▶ **AIM**: An exact reproduction of the records is required, with all images left out.
━━━━━━━━━━━━━━━━
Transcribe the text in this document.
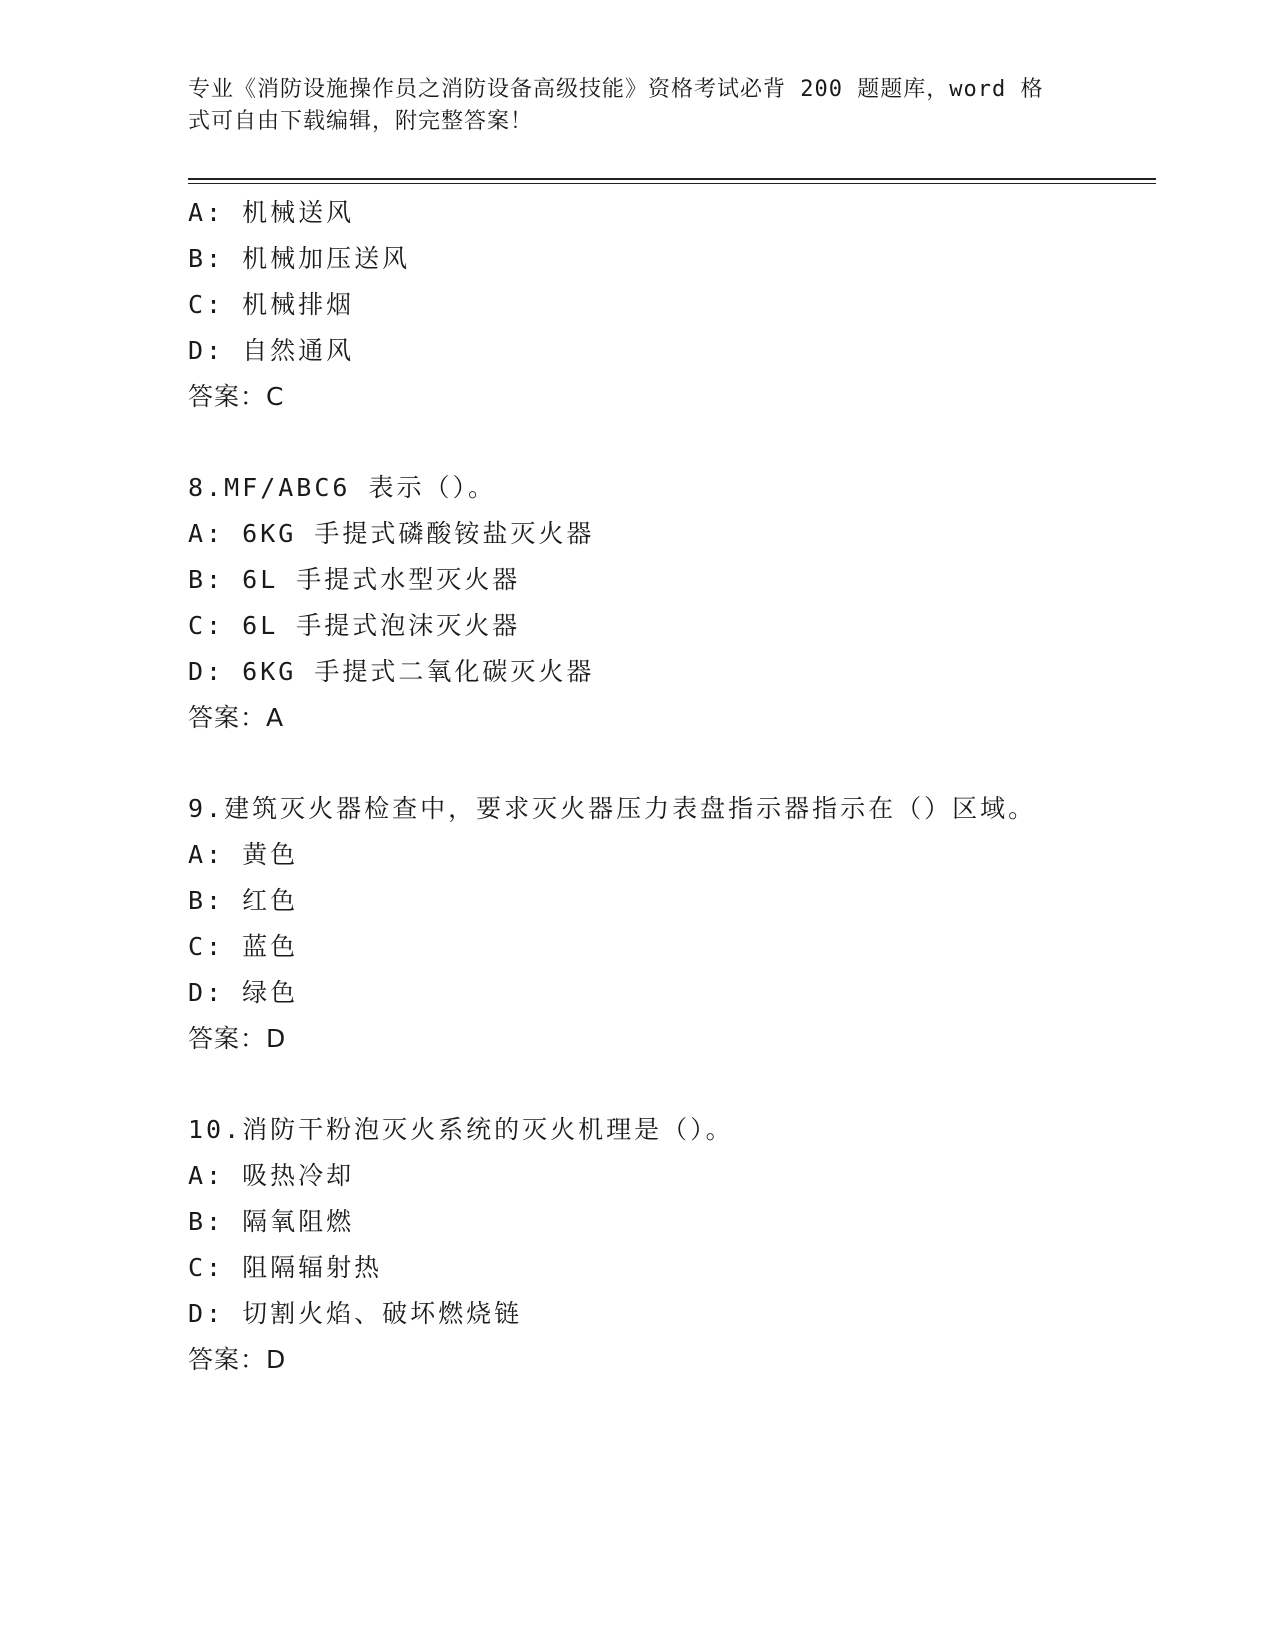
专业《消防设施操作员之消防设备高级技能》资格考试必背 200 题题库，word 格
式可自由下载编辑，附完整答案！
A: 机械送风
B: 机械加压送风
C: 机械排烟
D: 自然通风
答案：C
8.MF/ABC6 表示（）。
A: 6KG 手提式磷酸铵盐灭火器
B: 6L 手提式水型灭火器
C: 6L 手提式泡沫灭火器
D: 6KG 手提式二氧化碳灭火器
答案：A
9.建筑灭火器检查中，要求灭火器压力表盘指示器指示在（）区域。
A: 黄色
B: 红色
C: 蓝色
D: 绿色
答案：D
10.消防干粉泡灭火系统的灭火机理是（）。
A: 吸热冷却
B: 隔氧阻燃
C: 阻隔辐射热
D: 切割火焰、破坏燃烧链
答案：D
━━━━━━━━━━━━━━━━
▶ **REPLY**:
Transcribe the text in this document.
专业《消防设施操作员之消防设备高级技能》资格考试必背 200 题题库，word 格
式可自由下载编辑，附完整答案！
A: 机械送风
B: 机械加压送风
C: 机械排烟
D: 自然通风
答案：C
8.MF/ABC6 表示（）。
A: 6KG 手提式磷酸铵盐灭火器
B: 6L 手提式水型灭火器
C: 6L 手提式泡沫灭火器
D: 6KG 手提式二氧化碳灭火器
答案：A
9.建筑灭火器检查中，要求灭火器压力表盘指示器指示在（）区域。
A: 黄色
B: 红色
C: 蓝色
D: 绿色
答案：D
10.消防干粉泡灭火系统的灭火机理是（）。
A: 吸热冷却
B: 隔氧阻燃
C: 阻隔辐射热
D: 切割火焰、破坏燃烧链
答案：D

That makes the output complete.